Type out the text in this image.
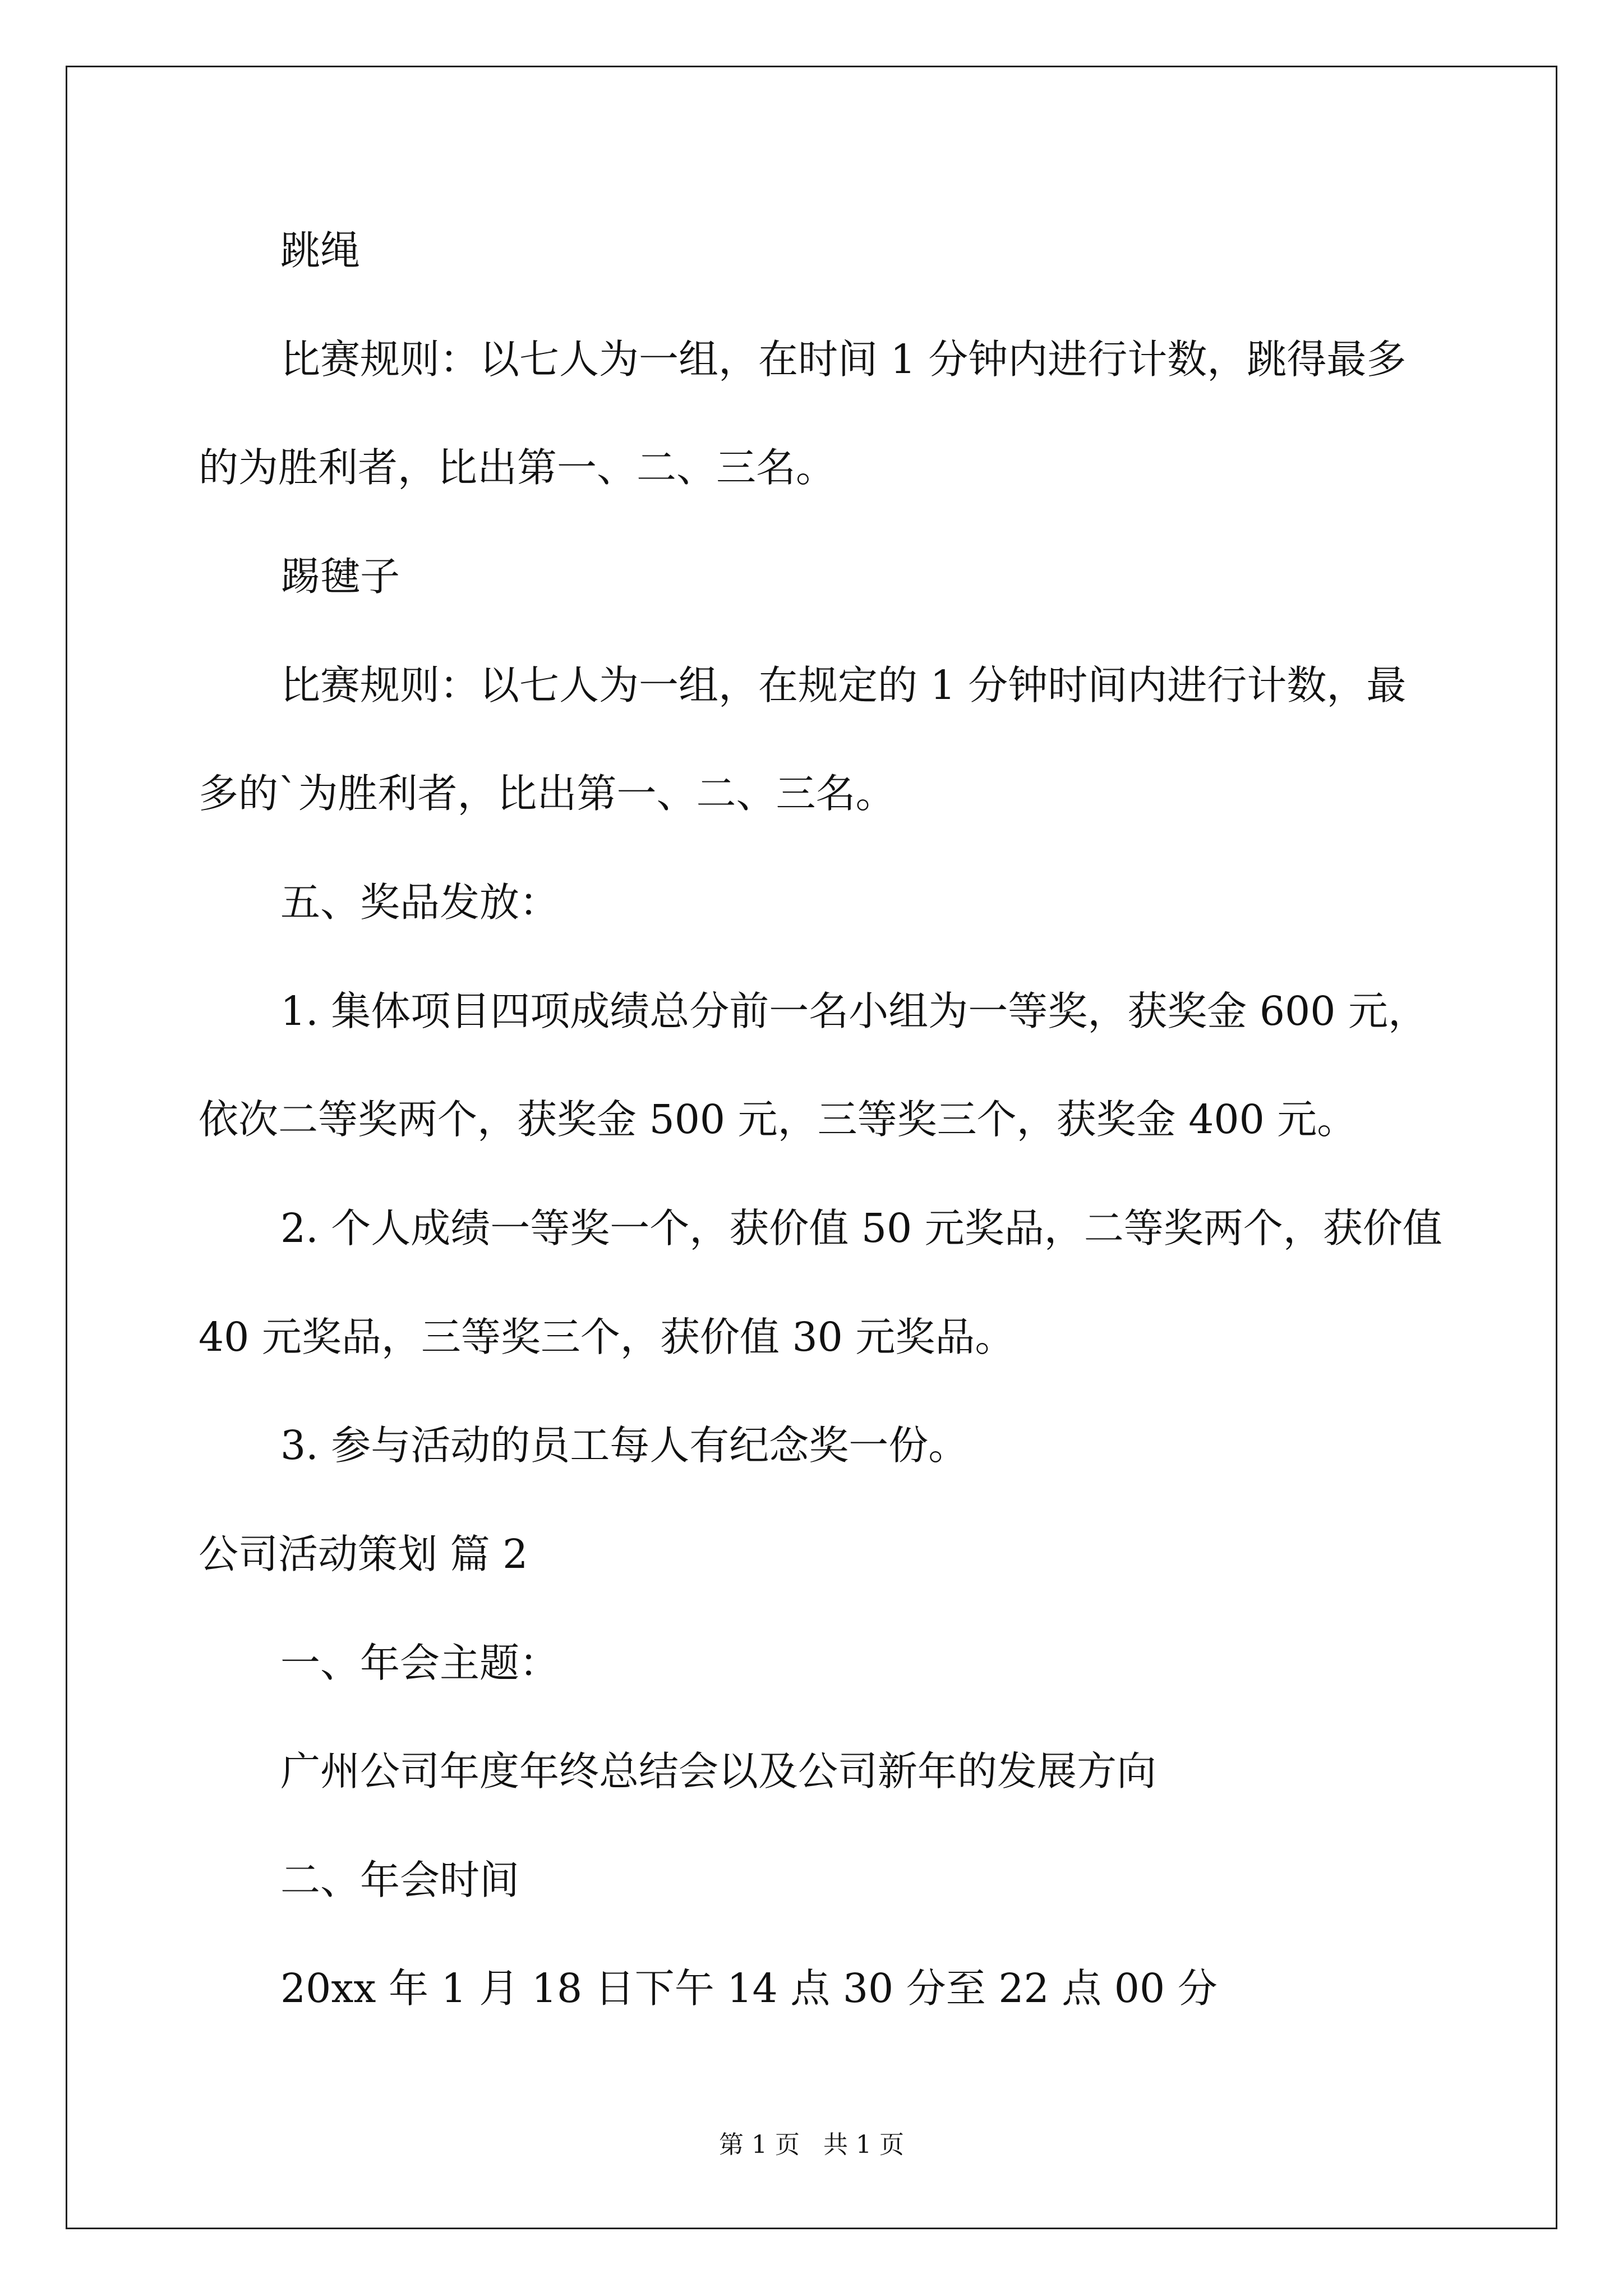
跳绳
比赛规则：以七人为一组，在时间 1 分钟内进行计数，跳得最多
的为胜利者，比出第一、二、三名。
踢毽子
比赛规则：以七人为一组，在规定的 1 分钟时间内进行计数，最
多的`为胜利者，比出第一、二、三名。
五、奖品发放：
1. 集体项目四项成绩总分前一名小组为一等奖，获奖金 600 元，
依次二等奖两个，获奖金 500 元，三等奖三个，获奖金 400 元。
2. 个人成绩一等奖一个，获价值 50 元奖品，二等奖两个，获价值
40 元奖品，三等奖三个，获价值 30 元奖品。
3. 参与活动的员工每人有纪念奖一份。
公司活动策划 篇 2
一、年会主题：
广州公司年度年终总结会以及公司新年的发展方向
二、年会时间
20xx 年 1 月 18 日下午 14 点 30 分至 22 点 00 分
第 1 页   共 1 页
+++++
* **Stated goal**:
Omitting all images, retype each line of the records precisely.

* **Output of the task**:
Type out the text in this image.
跳绳
比赛规则：以七人为一组，在时间 1 分钟内进行计数，跳得最多
的为胜利者，比出第一、二、三名。
踢毽子
比赛规则：以七人为一组，在规定的 1 分钟时间内进行计数，最
多的`为胜利者，比出第一、二、三名。
五、奖品发放：
1. 集体项目四项成绩总分前一名小组为一等奖，获奖金 600 元，
依次二等奖两个，获奖金 500 元，三等奖三个，获奖金 400 元。
2. 个人成绩一等奖一个，获价值 50 元奖品，二等奖两个，获价值
40 元奖品，三等奖三个，获价值 30 元奖品。
3. 参与活动的员工每人有纪念奖一份。
公司活动策划 篇 2
一、年会主题：
广州公司年度年终总结会以及公司新年的发展方向
二、年会时间
20xx 年 1 月 18 日下午 14 点 30 分至 22 点 00 分
第 1 页   共 1 页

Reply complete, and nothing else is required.